### Aim of the exercise
Count lines holding the string "this" in the data that follows. Reply with one number only.

Stored data entries:
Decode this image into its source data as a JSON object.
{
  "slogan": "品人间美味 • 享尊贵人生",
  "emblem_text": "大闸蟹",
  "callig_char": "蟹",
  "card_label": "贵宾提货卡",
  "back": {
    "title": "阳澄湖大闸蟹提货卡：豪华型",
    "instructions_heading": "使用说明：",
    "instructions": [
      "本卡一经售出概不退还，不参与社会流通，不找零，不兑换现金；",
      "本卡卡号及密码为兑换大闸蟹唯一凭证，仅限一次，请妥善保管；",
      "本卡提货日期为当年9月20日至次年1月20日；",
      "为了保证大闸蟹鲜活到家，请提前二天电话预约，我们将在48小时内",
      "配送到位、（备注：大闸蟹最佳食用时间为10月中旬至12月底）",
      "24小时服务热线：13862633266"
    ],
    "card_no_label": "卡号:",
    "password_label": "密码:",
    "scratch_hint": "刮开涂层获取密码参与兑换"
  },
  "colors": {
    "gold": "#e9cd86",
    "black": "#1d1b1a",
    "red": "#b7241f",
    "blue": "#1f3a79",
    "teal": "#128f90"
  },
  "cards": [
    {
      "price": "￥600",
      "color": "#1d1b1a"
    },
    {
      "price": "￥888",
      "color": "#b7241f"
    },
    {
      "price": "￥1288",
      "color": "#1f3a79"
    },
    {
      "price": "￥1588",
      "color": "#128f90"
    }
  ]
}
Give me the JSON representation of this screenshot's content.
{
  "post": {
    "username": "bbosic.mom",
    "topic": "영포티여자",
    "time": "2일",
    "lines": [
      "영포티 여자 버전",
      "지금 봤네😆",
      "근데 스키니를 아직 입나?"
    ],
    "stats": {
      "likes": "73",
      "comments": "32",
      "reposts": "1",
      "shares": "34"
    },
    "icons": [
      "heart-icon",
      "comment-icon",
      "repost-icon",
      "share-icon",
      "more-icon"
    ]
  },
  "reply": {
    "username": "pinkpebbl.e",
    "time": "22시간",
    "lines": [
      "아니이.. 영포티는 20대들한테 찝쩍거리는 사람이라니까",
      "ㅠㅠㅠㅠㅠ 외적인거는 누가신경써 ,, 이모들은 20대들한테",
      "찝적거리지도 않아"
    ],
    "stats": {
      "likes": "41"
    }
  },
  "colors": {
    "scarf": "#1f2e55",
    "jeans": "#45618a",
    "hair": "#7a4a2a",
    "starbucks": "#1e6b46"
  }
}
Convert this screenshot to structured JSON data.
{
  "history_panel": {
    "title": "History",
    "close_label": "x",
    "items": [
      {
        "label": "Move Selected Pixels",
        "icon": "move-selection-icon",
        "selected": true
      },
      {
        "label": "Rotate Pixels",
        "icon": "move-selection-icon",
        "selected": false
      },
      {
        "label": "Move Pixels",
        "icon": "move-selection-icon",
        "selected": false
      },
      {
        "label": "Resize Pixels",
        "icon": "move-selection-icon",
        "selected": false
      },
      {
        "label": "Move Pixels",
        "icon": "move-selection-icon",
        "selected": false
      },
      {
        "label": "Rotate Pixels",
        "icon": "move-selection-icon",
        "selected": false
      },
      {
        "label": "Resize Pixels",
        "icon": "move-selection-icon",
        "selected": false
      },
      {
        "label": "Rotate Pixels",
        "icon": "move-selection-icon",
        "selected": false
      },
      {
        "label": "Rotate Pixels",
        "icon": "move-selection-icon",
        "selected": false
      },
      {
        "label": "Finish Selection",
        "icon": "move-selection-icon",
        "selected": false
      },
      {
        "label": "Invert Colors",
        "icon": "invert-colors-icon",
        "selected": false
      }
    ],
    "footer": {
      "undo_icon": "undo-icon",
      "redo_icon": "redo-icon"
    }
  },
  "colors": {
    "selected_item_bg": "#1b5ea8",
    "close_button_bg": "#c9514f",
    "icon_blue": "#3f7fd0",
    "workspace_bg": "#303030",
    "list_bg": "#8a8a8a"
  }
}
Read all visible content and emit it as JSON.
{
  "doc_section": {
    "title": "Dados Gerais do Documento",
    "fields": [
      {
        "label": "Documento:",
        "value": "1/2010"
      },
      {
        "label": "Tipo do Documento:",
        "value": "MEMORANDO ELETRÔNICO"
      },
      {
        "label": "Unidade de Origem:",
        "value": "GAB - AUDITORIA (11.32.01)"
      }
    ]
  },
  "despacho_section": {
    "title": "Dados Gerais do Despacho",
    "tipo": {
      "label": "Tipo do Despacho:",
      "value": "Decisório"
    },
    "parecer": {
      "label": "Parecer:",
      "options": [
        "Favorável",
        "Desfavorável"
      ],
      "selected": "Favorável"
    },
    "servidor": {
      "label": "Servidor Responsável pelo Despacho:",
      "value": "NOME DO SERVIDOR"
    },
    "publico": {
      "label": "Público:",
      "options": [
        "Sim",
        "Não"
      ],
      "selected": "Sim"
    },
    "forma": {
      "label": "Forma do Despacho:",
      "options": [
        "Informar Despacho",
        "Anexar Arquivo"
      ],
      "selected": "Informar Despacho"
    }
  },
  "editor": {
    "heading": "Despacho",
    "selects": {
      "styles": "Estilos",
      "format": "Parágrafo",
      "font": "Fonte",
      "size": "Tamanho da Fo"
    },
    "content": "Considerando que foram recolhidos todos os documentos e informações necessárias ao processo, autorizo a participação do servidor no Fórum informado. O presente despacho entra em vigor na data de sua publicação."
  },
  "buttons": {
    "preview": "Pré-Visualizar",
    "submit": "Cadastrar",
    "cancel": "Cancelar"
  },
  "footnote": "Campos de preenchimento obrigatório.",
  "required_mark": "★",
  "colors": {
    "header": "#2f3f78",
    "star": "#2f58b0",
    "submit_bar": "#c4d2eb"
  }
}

### Exercise result
3